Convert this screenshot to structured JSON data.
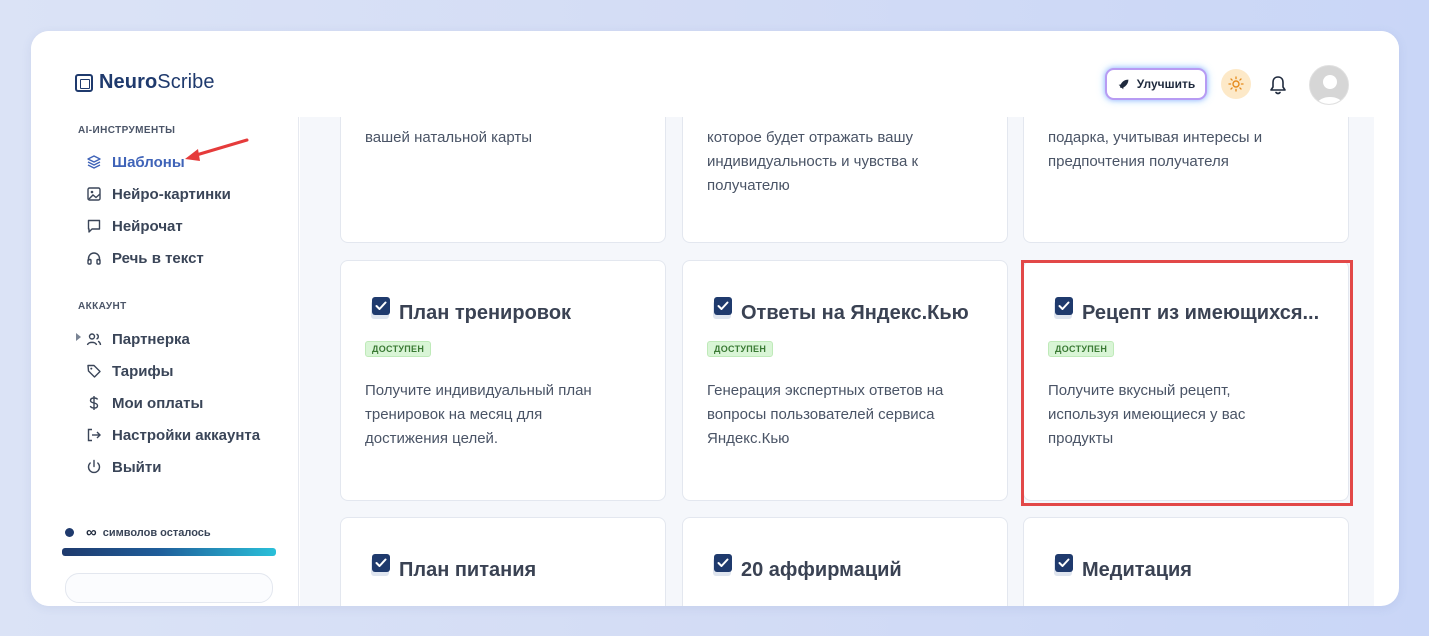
{
  "brand": {
    "name_bold": "Neuro",
    "name_regular": "Scribe"
  },
  "header": {
    "upgrade_label": "Улучшить"
  },
  "sidebar": {
    "section_tools": "AI-ИНСТРУМЕНТЫ",
    "tools": [
      {
        "label": "Шаблоны",
        "icon": "layers-icon",
        "active": true
      },
      {
        "label": "Нейро-картинки",
        "icon": "image-icon"
      },
      {
        "label": "Нейрочат",
        "icon": "chat-icon"
      },
      {
        "label": "Речь в текст",
        "icon": "headphones-icon"
      }
    ],
    "section_account": "АККАУНТ",
    "account": [
      {
        "label": "Партнерка",
        "icon": "users-icon"
      },
      {
        "label": "Тарифы",
        "icon": "tag-icon"
      },
      {
        "label": "Мои оплаты",
        "icon": "dollar-icon"
      },
      {
        "label": "Настройки аккаунта",
        "icon": "login-icon"
      },
      {
        "label": "Выйти",
        "icon": "power-icon"
      }
    ],
    "credits": {
      "symbol": "∞",
      "label": "символов осталось"
    }
  },
  "cards_top": [
    {
      "desc_lines": [
        "вашей натальной карты"
      ]
    },
    {
      "desc_lines": [
        "которое будет отражать вашу",
        "индивидуальность и чувства к",
        "получателю"
      ]
    },
    {
      "desc_lines": [
        "подарка, учитывая интересы и",
        "предпочтения получателя"
      ]
    }
  ],
  "cards_mid": [
    {
      "title": "План тренировок",
      "badge": "ДОСТУПЕН",
      "desc_lines": [
        "Получите индивидуальный план",
        "тренировок на месяц для",
        "достижения целей."
      ]
    },
    {
      "title": "Ответы на Яндекс.Кью",
      "badge": "ДОСТУПЕН",
      "desc_lines": [
        "Генерация экспертных ответов на",
        "вопросы пользователей сервиса",
        "Яндекс.Кью"
      ]
    },
    {
      "title": "Рецепт из имеющихся...",
      "badge": "ДОСТУПЕН",
      "desc_lines": [
        "Получите вкусный рецепт,",
        "используя имеющиеся у вас",
        "продукты"
      ]
    }
  ],
  "cards_bottom": [
    {
      "title": "План питания"
    },
    {
      "title": "20 аффирмаций"
    },
    {
      "title": "Медитация"
    }
  ]
}
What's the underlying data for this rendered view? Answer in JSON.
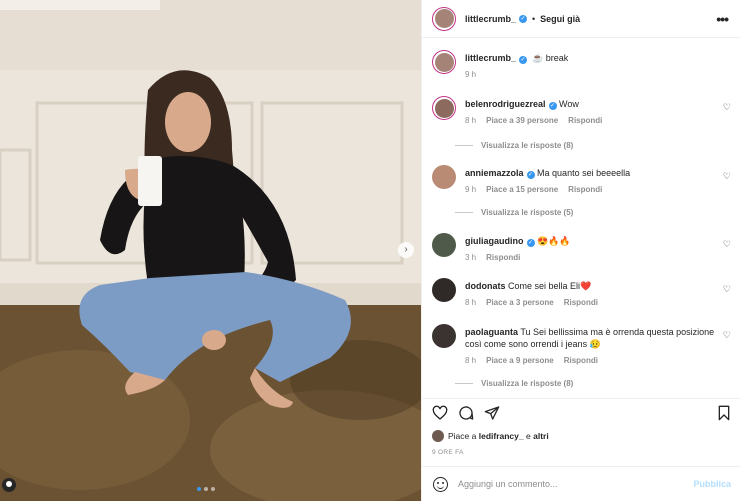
{
  "post": {
    "username": "littlecrumb_",
    "follow_separator": "•",
    "follow_label": "Segui già",
    "more_label": "•••",
    "caption_emoji": "☕",
    "caption_text": "break",
    "caption_time": "9 h"
  },
  "photo": {
    "next_label": "›",
    "dots_total": 3,
    "dots_active": 1
  },
  "comments": [
    {
      "username": "belenrodriguezreal",
      "verified": true,
      "text": "Wow",
      "time": "8 h",
      "likes": "Piace a 39 persone",
      "reply": "Rispondi",
      "replies": "Visualizza le risposte (8)"
    },
    {
      "username": "anniemazzola",
      "verified": true,
      "text": "Ma quanto sei beeeella",
      "time": "9 h",
      "likes": "Piace a 15 persone",
      "reply": "Rispondi",
      "replies": "Visualizza le risposte (5)"
    },
    {
      "username": "giuliagaudino",
      "verified": true,
      "text": "😍🔥🔥",
      "time": "3 h",
      "likes": "",
      "reply": "Rispondi",
      "replies": ""
    },
    {
      "username": "dodonats",
      "verified": false,
      "text": "Come sei bella Eli❤️",
      "time": "8 h",
      "likes": "Piace a 3 persone",
      "reply": "Rispondi",
      "replies": ""
    },
    {
      "username": "paolaguanta",
      "verified": false,
      "text": "Tu Sei bellissima ma è orrenda questa posizione così come sono orrendi i jeans 😥",
      "time": "8 h",
      "likes": "Piace a 9 persone",
      "reply": "Rispondi",
      "replies": "Visualizza le risposte (8)"
    }
  ],
  "likes_line": {
    "prefix": "Piace a",
    "user": "ledifrancy_",
    "connector": "e",
    "others": "altri"
  },
  "timestamp": "9 ORE FA",
  "add_comment": {
    "placeholder": "Aggiungi un commento...",
    "publish_label": "Pubblica"
  },
  "colors": {
    "accent": "#3897f0",
    "publish_disabled": "#b2dffc",
    "muted": "#8e8e8e",
    "ring": "#c13584"
  },
  "icons": [
    "heart-icon",
    "comment-icon",
    "share-icon",
    "bookmark-icon",
    "emoji-icon",
    "more-icon",
    "verified-icon",
    "tag-icon"
  ]
}
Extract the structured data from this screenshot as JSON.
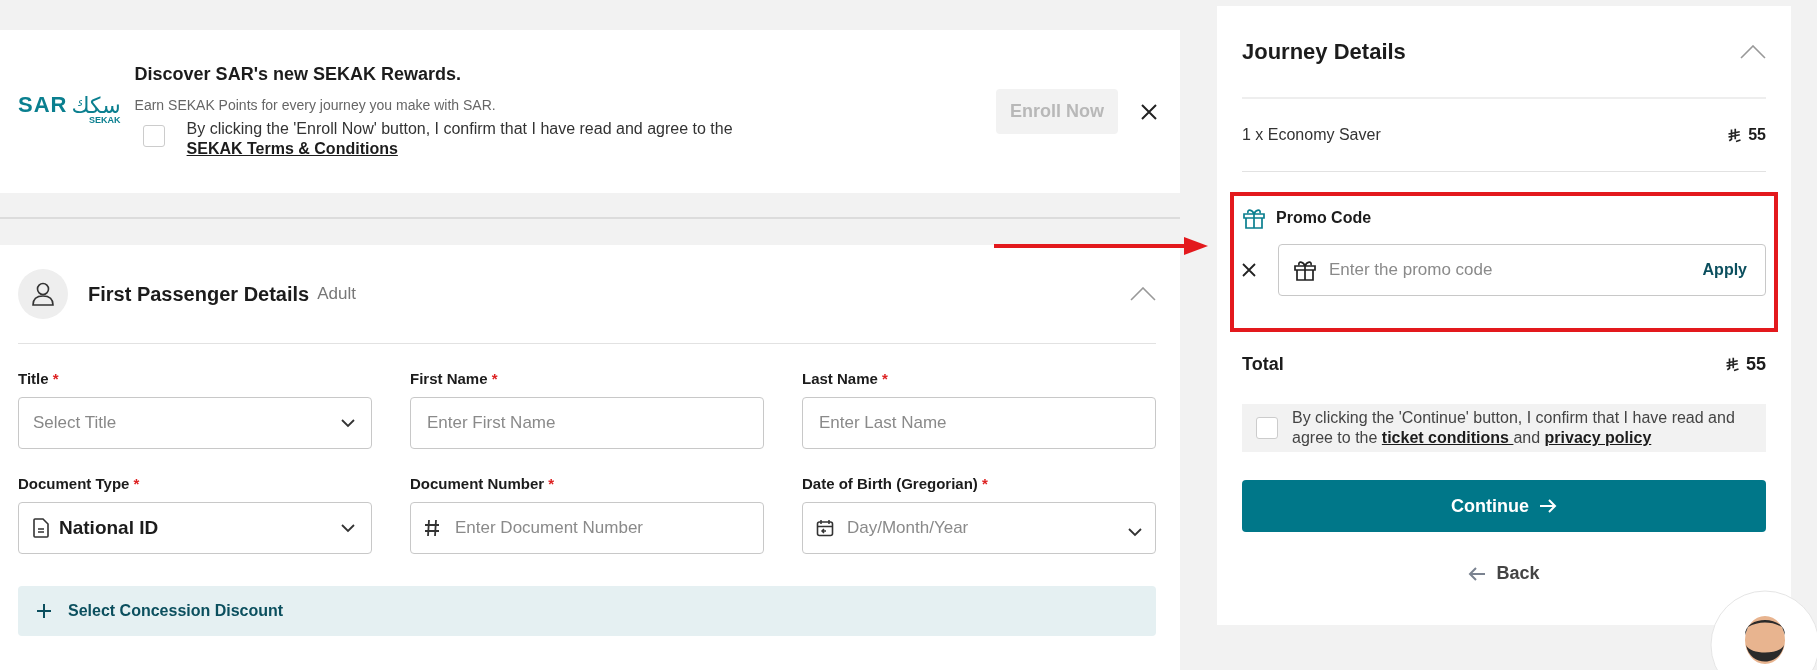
{
  "rewards_banner": {
    "logo": {
      "latin": "SAR",
      "arabic": "سكك",
      "sub": "SEKAK"
    },
    "title": "Discover SAR's new SEKAK Rewards.",
    "subtitle": "Earn SEKAK Points for every journey you make with SAR.",
    "consent": {
      "checked": false,
      "text": "By clicking the 'Enroll Now' button, I confirm that I have read and agree to the ",
      "link": "SEKAK Terms & Conditions"
    },
    "enroll_button": {
      "label": "Enroll Now",
      "disabled": true
    }
  },
  "passenger": {
    "title": "First Passenger Details",
    "type": "Adult",
    "expanded": true,
    "fields": [
      {
        "label": "Title",
        "required_mark": "*",
        "kind": "select",
        "placeholder": "Select Title"
      },
      {
        "label": "First Name",
        "required_mark": "*",
        "kind": "text",
        "placeholder": "Enter First Name"
      },
      {
        "label": "Last Name",
        "required_mark": "*",
        "kind": "text",
        "placeholder": "Enter Last Name"
      },
      {
        "label": "Document Type",
        "required_mark": "*",
        "kind": "doc-select",
        "value": "National ID"
      },
      {
        "label": "Document Number",
        "required_mark": "*",
        "kind": "number",
        "placeholder": "Enter Document Number"
      },
      {
        "label": "Date of Birth (Gregorian)",
        "required_mark": "*",
        "kind": "date",
        "placeholder": "Day/Month/Year"
      }
    ],
    "concession": "Select Concession Discount"
  },
  "journey": {
    "title": "Journey Details",
    "expanded": true,
    "items": [
      {
        "label": "1 x Economy Saver",
        "price": "55"
      }
    ],
    "promo": {
      "title": "Promo Code",
      "placeholder": "Enter the promo code",
      "apply": "Apply",
      "highlighted": true
    },
    "total": {
      "label": "Total",
      "price": "55"
    },
    "consent": {
      "checked": false,
      "text": "By clicking the 'Continue' button, I confirm that I have read and agree to the ",
      "link1": " ticket conditions ",
      "middle": " and ",
      "link2": " privacy policy "
    },
    "continue": "Continue",
    "back": "Back"
  }
}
══════
- TO BE DONE:
Reproduce the data verbatim. Do not carry any picture into the copy.

- RESPONSE TO THE EXERCISE:
Convert this screenshot to structured JSON data.
{
  "brand": {
    "name_bold": "Neuro",
    "name_regular": "Scribe"
  },
  "header": {
    "upgrade_label": "Улучшить"
  },
  "sidebar": {
    "section_tools": "AI-ИНСТРУМЕНТЫ",
    "tools": [
      {
        "label": "Шаблоны",
        "icon": "layers-icon",
        "active": true
      },
      {
        "label": "Нейро-картинки",
        "icon": "image-icon"
      },
      {
        "label": "Нейрочат",
        "icon": "chat-icon"
      },
      {
        "label": "Речь в текст",
        "icon": "headphones-icon"
      }
    ],
    "section_account": "АККАУНТ",
    "account": [
      {
        "label": "Партнерка",
        "icon": "users-icon"
      },
      {
        "label": "Тарифы",
        "icon": "tag-icon"
      },
      {
        "label": "Мои оплаты",
        "icon": "dollar-icon"
      },
      {
        "label": "Настройки аккаунта",
        "icon": "login-icon"
      },
      {
        "label": "Выйти",
        "icon": "power-icon"
      }
    ],
    "credits": {
      "symbol": "∞",
      "label": "символов осталось"
    }
  },
  "cards_top": [
    {
      "desc_lines": [
        "вашей натальной карты"
      ]
    },
    {
      "desc_lines": [
        "которое будет отражать вашу",
        "индивидуальность и чувства к",
        "получателю"
      ]
    },
    {
      "desc_lines": [
        "подарка, учитывая интересы и",
        "предпочтения получателя"
      ]
    }
  ],
  "cards_mid": [
    {
      "title": "План тренировок",
      "badge": "ДОСТУПЕН",
      "desc_lines": [
        "Получите индивидуальный план",
        "тренировок на месяц для",
        "достижения целей."
      ]
    },
    {
      "title": "Ответы на Яндекс.Кью",
      "badge": "ДОСТУПЕН",
      "desc_lines": [
        "Генерация экспертных ответов на",
        "вопросы пользователей сервиса",
        "Яндекс.Кью"
      ]
    },
    {
      "title": "Рецепт из имеющихся...",
      "badge": "ДОСТУПЕН",
      "desc_lines": [
        "Получите вкусный рецепт,",
        "используя имеющиеся у вас",
        "продукты"
      ]
    }
  ],
  "cards_bottom": [
    {
      "title": "План питания"
    },
    {
      "title": "20 аффирмаций"
    },
    {
      "title": "Медитация"
    }
  ]
}
What's the underlying data for this rendered view? Answer in JSON.
{
  "post": {
    "username": "littlecrumb_",
    "follow_separator": "•",
    "follow_label": "Segui già",
    "more_label": "•••",
    "caption_emoji": "☕",
    "caption_text": "break",
    "caption_time": "9 h"
  },
  "photo": {
    "next_label": "›",
    "dots_total": 3,
    "dots_active": 1
  },
  "comments": [
    {
      "username": "belenrodriguezreal",
      "verified": true,
      "text": "Wow",
      "time": "8 h",
      "likes": "Piace a 39 persone",
      "reply": "Rispondi",
      "replies": "Visualizza le risposte (8)"
    },
    {
      "username": "anniemazzola",
      "verified": true,
      "text": "Ma quanto sei beeeella",
      "time": "9 h",
      "likes": "Piace a 15 persone",
      "reply": "Rispondi",
      "replies": "Visualizza le risposte (5)"
    },
    {
      "username": "giuliagaudino",
      "verified": true,
      "text": "😍🔥🔥",
      "time": "3 h",
      "likes": "",
      "reply": "Rispondi",
      "replies": ""
    },
    {
      "username": "dodonats",
      "verified": false,
      "text": "Come sei bella Eli❤️",
      "time": "8 h",
      "likes": "Piace a 3 persone",
      "reply": "Rispondi",
      "replies": ""
    },
    {
      "username": "paolaguanta",
      "verified": false,
      "text": "Tu Sei bellissima ma è orrenda questa posizione così come sono orrendi i jeans 😥",
      "time": "8 h",
      "likes": "Piace a 9 persone",
      "reply": "Rispondi",
      "replies": "Visualizza le risposte (8)"
    }
  ],
  "likes_line": {
    "prefix": "Piace a",
    "user": "ledifrancy_",
    "connector": "e",
    "others": "altri"
  },
  "timestamp": "9 ORE FA",
  "add_comment": {
    "placeholder": "Aggiungi un commento...",
    "publish_label": "Pubblica"
  },
  "colors": {
    "accent": "#3897f0",
    "publish_disabled": "#b2dffc",
    "muted": "#8e8e8e",
    "ring": "#c13584"
  },
  "icons": [
    "heart-icon",
    "comment-icon",
    "share-icon",
    "bookmark-icon",
    "emoji-icon",
    "more-icon",
    "verified-icon",
    "tag-icon"
  ]
}
Extract the structured data from this screenshot as JSON.
{
  "rewards_banner": {
    "logo": {
      "latin": "SAR",
      "arabic": "سكك",
      "sub": "SEKAK"
    },
    "title": "Discover SAR's new SEKAK Rewards.",
    "subtitle": "Earn SEKAK Points for every journey you make with SAR.",
    "consent": {
      "checked": false,
      "text": "By clicking the 'Enroll Now' button, I confirm that I have read and agree to the ",
      "link": "SEKAK Terms & Conditions"
    },
    "enroll_button": {
      "label": "Enroll Now",
      "disabled": true
    }
  },
  "passenger": {
    "title": "First Passenger Details",
    "type": "Adult",
    "expanded": true,
    "fields": [
      {
        "label": "Title",
        "required_mark": "*",
        "kind": "select",
        "placeholder": "Select Title"
      },
      {
        "label": "First Name",
        "required_mark": "*",
        "kind": "text",
        "placeholder": "Enter First Name"
      },
      {
        "label": "Last Name",
        "required_mark": "*",
        "kind": "text",
        "placeholder": "Enter Last Name"
      },
      {
        "label": "Document Type",
        "required_mark": "*",
        "kind": "doc-select",
        "value": "National ID"
      },
      {
        "label": "Document Number",
        "required_mark": "*",
        "kind": "number",
        "placeholder": "Enter Document Number"
      },
      {
        "label": "Date of Birth (Gregorian)",
        "required_mark": "*",
        "kind": "date",
        "placeholder": "Day/Month/Year"
      }
    ],
    "concession": "Select Concession Discount"
  },
  "journey": {
    "title": "Journey Details",
    "expanded": true,
    "items": [
      {
        "label": "1 x Economy Saver",
        "price": "55"
      }
    ],
    "promo": {
      "title": "Promo Code",
      "placeholder": "Enter the promo code",
      "apply": "Apply",
      "highlighted": true
    },
    "total": {
      "label": "Total",
      "price": "55"
    },
    "consent": {
      "checked": false,
      "text": "By clicking the 'Continue' button, I confirm that I have read and agree to the ",
      "link1": " ticket conditions ",
      "middle": " and ",
      "link2": " privacy policy "
    },
    "continue": "Continue",
    "back": "Back"
  }
}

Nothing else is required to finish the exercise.